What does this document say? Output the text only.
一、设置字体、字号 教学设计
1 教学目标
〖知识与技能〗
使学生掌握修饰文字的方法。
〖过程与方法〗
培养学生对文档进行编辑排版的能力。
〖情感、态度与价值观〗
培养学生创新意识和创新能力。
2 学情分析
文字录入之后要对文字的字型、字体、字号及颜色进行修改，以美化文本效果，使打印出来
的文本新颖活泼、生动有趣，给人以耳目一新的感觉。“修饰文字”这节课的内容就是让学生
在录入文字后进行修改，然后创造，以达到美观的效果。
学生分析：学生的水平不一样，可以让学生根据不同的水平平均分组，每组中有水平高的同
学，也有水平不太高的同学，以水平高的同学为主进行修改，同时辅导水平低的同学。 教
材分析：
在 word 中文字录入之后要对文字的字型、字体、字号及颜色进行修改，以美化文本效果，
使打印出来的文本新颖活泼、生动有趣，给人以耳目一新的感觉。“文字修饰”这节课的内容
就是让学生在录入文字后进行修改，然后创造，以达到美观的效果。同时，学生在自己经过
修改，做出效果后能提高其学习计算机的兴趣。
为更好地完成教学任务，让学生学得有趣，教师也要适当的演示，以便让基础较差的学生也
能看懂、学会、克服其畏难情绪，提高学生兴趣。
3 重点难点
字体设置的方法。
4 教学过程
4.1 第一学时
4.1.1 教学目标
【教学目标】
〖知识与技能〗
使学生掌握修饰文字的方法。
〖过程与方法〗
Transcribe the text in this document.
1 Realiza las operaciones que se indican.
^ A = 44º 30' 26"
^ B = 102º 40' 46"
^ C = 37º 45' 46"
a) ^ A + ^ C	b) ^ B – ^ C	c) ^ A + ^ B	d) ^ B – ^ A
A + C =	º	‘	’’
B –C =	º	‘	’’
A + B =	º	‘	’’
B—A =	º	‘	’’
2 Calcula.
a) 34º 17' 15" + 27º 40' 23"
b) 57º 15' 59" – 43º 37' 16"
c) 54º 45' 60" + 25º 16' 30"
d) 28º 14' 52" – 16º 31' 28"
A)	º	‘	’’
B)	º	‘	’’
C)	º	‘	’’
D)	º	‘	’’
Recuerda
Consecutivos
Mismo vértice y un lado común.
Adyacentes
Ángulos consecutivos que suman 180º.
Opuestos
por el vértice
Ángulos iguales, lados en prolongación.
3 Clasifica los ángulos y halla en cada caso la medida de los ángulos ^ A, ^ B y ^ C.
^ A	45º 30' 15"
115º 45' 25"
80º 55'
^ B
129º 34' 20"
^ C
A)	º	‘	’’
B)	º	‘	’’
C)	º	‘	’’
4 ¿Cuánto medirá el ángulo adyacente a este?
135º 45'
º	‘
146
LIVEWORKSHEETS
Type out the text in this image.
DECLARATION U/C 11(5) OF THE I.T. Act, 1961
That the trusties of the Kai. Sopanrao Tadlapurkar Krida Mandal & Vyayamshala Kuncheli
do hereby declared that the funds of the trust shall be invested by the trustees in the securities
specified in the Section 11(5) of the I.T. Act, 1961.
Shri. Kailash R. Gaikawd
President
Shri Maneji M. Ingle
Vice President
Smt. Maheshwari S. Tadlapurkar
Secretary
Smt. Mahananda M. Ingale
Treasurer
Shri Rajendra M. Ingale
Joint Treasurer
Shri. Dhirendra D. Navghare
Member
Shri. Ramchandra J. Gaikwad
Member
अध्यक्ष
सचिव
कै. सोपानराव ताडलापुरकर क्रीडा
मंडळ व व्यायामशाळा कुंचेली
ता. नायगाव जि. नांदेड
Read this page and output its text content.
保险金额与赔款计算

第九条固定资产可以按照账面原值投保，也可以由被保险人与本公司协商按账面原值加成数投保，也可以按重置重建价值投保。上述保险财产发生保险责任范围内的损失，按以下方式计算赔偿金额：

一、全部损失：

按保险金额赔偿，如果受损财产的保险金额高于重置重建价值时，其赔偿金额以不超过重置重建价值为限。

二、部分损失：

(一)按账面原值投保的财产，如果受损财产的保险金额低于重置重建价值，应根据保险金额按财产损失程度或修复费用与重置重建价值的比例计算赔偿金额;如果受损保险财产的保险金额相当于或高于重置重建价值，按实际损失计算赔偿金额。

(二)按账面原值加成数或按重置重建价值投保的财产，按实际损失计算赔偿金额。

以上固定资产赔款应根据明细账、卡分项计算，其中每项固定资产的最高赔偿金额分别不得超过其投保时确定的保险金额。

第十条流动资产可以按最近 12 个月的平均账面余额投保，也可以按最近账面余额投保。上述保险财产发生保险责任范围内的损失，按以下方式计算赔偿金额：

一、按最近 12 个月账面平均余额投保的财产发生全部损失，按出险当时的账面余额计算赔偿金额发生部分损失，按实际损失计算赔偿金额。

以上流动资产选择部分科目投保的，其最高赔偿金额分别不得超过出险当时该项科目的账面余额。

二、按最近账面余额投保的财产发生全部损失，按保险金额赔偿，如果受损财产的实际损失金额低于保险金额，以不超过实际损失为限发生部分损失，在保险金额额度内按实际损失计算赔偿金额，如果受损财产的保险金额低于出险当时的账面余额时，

----------------------------------------

> _WRITTEN INSTRUCTION_:
Look through the data above. Each line containing the word "按保险金额赔偿" needs to be copied.

> _FINISHED ANSWER_:
按保险金额赔偿，如果受损财产的保险金额高于重置重建价值时，其赔偿金额以不超过重置重建价值为限。
二、按最近账面余额投保的财产发生全部损失，按保险金额赔偿，如果受损财产的实际损失金额低于保险金额，以不超过实际损失为限发生部分损失，在保险金额额度内按实际损失计算赔偿金额，如果受损财产的保险金额低于出险当时的账面余额时，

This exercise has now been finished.